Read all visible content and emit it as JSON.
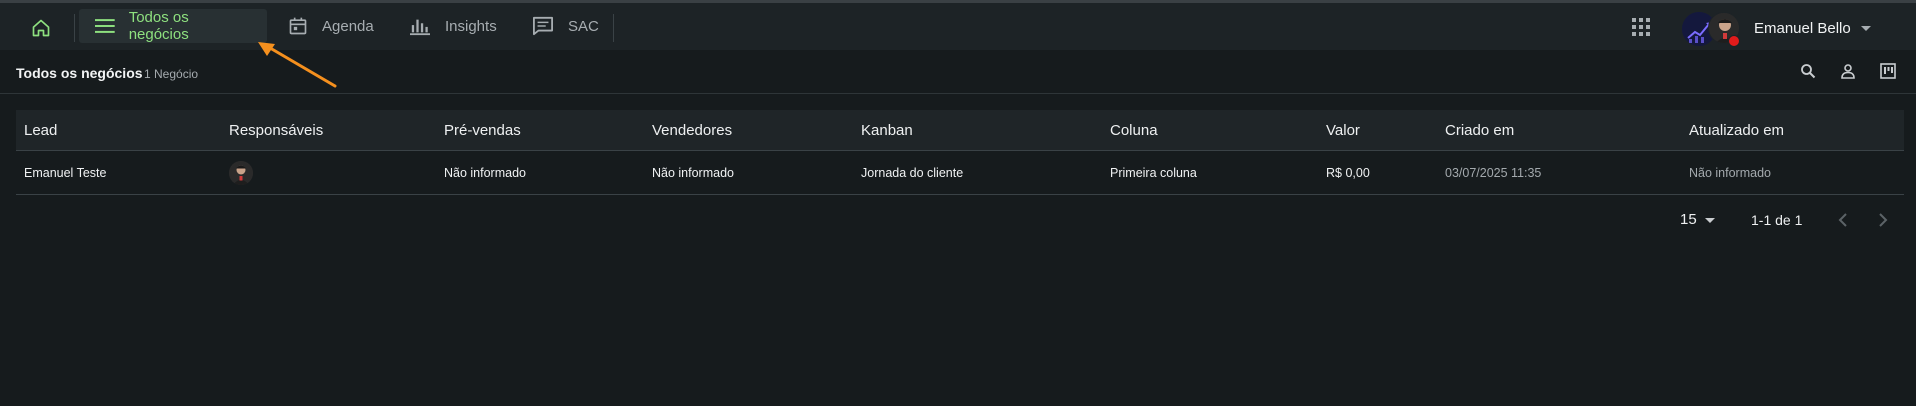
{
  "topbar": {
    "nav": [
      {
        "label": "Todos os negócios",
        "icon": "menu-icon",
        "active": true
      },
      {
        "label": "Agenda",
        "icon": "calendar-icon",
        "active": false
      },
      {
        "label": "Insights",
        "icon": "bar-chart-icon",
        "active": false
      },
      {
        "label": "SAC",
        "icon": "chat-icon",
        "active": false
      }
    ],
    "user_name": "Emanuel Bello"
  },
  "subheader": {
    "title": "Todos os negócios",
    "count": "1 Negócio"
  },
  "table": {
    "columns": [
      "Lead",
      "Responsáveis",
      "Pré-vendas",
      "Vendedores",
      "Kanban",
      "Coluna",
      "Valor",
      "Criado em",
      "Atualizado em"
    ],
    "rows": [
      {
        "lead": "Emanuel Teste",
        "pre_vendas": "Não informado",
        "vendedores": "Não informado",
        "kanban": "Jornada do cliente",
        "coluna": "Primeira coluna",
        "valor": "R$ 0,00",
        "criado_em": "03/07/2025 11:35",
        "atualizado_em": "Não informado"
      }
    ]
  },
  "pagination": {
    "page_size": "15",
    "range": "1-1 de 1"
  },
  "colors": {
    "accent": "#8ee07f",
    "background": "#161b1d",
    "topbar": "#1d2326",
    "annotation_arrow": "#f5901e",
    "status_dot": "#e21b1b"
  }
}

^^^^^^^^^^^^^^^^

Say how many lines in this material hold "icon", and say nothing else.

4